## BEGIN Stored data

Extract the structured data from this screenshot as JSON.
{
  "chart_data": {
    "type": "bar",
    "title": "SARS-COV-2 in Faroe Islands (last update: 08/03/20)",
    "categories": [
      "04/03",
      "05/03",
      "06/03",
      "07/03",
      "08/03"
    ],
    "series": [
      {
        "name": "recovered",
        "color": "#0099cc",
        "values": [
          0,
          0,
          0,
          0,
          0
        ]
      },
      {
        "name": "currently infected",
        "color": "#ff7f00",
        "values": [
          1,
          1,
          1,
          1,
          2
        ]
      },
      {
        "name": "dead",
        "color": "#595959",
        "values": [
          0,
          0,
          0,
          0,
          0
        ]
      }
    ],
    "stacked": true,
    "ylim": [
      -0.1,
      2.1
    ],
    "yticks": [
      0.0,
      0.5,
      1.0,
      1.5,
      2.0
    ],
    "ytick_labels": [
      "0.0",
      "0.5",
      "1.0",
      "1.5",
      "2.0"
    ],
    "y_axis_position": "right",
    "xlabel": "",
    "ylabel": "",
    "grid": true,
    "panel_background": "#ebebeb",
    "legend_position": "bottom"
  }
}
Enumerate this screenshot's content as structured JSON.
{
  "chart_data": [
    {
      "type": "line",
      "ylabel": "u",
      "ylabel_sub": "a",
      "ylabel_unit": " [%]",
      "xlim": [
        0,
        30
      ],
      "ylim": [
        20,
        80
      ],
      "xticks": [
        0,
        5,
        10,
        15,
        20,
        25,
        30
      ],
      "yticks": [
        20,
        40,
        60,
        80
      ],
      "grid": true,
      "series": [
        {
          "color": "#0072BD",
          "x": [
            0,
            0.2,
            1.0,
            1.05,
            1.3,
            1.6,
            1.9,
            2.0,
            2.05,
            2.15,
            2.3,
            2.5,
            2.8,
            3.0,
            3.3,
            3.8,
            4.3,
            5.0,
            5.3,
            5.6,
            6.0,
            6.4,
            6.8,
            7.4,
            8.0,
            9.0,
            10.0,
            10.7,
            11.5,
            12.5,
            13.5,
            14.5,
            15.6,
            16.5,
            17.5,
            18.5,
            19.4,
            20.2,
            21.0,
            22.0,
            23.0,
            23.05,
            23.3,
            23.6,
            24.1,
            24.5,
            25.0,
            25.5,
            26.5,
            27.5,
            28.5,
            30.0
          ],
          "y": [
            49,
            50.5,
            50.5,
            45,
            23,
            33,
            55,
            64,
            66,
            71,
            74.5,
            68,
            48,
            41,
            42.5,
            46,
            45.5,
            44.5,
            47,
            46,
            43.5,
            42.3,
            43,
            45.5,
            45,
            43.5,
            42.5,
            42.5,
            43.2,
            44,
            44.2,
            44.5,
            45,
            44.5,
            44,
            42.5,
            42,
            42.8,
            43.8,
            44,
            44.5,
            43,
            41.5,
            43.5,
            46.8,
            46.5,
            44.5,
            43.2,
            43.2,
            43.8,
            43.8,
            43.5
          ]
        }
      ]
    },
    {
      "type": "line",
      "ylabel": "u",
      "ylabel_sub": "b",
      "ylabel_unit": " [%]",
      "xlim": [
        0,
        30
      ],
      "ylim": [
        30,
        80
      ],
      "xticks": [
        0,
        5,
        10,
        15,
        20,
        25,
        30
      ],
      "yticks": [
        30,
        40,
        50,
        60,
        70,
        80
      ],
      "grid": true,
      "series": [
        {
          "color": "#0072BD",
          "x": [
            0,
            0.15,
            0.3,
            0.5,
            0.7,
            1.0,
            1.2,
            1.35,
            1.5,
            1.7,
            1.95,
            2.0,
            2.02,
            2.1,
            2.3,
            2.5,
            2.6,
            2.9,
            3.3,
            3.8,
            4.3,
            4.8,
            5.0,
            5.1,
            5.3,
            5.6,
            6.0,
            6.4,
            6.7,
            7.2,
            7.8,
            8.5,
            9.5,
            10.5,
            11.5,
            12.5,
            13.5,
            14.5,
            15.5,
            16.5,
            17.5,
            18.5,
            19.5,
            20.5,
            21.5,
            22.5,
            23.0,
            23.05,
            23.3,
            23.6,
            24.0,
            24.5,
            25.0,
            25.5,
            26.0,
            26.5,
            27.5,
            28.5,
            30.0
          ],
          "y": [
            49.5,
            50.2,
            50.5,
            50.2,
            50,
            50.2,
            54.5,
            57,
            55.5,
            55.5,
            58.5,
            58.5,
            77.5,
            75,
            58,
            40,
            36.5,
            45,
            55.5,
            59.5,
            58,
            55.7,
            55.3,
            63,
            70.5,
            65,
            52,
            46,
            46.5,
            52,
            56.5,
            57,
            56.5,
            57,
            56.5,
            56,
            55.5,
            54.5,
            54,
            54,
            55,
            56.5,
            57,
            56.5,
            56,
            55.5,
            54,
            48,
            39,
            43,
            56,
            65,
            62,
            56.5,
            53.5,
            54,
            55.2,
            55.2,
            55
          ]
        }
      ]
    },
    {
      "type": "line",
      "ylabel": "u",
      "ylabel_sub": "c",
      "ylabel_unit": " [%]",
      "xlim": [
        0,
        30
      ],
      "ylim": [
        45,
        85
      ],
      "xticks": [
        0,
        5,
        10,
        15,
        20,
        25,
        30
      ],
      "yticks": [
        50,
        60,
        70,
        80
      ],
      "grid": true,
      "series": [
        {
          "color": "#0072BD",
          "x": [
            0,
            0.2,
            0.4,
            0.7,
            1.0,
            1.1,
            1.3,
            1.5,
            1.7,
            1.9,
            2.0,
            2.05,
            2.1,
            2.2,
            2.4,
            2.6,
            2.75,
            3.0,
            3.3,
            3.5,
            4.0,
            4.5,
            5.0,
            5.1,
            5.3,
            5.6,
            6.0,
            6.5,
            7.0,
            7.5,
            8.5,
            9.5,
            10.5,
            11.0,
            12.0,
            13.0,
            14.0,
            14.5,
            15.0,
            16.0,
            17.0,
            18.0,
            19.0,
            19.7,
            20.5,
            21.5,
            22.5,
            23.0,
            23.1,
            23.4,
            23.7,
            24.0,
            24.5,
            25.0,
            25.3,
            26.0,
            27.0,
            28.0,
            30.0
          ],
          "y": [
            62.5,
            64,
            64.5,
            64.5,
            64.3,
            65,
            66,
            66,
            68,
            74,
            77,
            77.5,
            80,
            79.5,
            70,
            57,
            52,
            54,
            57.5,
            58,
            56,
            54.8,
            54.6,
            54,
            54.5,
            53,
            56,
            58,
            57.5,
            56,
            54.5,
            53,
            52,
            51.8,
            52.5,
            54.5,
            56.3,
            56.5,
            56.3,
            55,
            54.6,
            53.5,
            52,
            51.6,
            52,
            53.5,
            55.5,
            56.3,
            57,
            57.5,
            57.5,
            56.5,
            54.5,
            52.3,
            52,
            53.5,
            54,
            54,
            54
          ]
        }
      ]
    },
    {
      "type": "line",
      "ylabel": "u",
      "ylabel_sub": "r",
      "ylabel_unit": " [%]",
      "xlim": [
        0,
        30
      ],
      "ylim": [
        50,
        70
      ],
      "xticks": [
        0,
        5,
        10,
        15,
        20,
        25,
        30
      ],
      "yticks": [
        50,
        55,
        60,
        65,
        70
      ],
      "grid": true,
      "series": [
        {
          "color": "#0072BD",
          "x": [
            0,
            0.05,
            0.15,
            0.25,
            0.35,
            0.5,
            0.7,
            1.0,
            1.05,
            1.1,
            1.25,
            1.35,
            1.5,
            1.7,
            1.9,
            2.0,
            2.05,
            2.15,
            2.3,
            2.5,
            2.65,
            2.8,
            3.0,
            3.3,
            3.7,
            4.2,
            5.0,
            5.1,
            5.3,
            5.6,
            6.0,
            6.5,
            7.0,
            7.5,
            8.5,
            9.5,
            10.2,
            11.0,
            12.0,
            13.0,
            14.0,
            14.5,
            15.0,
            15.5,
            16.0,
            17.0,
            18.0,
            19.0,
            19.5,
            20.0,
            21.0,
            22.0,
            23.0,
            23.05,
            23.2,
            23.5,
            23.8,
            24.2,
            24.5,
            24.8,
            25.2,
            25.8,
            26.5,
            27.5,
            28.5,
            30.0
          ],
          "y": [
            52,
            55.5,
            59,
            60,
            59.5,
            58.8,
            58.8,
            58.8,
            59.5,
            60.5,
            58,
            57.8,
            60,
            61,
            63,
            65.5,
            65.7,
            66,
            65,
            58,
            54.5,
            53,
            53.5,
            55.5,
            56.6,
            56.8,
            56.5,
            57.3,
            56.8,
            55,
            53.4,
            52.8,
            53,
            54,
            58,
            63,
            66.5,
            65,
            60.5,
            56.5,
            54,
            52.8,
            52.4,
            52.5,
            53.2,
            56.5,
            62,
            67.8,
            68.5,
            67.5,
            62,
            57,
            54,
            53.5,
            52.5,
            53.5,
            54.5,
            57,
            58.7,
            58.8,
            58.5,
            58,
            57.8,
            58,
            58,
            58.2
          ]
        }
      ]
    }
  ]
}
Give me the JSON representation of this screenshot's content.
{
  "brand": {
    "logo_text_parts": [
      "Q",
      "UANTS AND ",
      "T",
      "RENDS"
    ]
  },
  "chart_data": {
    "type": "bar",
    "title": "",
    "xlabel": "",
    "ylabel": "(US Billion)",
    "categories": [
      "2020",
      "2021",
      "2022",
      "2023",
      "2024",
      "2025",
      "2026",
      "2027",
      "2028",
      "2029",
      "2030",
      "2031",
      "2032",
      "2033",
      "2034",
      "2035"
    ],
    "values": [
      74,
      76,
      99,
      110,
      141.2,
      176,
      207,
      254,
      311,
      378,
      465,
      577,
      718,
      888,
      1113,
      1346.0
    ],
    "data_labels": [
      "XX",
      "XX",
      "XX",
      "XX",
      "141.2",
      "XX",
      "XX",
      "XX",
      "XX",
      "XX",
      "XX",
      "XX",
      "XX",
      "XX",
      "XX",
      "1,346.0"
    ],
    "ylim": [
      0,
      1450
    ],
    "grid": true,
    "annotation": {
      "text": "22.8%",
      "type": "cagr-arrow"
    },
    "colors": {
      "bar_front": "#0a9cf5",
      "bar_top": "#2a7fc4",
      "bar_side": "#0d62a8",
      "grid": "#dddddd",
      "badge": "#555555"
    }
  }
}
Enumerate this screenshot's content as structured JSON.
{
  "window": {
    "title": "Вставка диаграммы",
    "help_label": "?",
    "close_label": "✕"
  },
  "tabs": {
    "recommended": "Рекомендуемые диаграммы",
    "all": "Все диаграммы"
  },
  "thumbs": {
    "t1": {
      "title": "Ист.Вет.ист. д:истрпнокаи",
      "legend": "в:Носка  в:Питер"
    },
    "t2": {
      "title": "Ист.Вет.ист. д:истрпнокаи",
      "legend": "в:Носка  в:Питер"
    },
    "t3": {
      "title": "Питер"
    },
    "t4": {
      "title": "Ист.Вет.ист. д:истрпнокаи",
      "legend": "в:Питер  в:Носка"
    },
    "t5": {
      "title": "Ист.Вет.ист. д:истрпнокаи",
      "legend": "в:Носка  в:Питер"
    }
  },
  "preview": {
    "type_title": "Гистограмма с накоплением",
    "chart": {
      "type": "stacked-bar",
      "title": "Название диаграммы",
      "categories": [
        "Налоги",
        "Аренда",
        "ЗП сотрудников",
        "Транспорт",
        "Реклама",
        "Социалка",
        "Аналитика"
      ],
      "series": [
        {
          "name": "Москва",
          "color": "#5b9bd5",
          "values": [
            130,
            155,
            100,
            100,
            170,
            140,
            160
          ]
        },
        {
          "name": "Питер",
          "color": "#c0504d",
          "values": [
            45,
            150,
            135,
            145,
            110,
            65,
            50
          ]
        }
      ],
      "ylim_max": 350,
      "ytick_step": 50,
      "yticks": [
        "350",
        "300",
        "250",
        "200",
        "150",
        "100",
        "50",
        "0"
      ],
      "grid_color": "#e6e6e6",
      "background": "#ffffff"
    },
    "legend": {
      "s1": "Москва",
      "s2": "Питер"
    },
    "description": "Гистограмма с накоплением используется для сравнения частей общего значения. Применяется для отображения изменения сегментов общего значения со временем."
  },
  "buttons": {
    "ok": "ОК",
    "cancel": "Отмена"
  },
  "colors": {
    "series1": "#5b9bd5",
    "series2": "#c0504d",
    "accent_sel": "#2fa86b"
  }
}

## END Stored data

Problem statement - Search the lines for "Гистограмма". Copy each line that has it.

Solved problem -
    "type_title": "Гистограмма с накоплением",
    "description": "Гистограмма с накоплением используется для сравнения частей общего значения. Применяется для отображения изменения сегментов общего значения со временем."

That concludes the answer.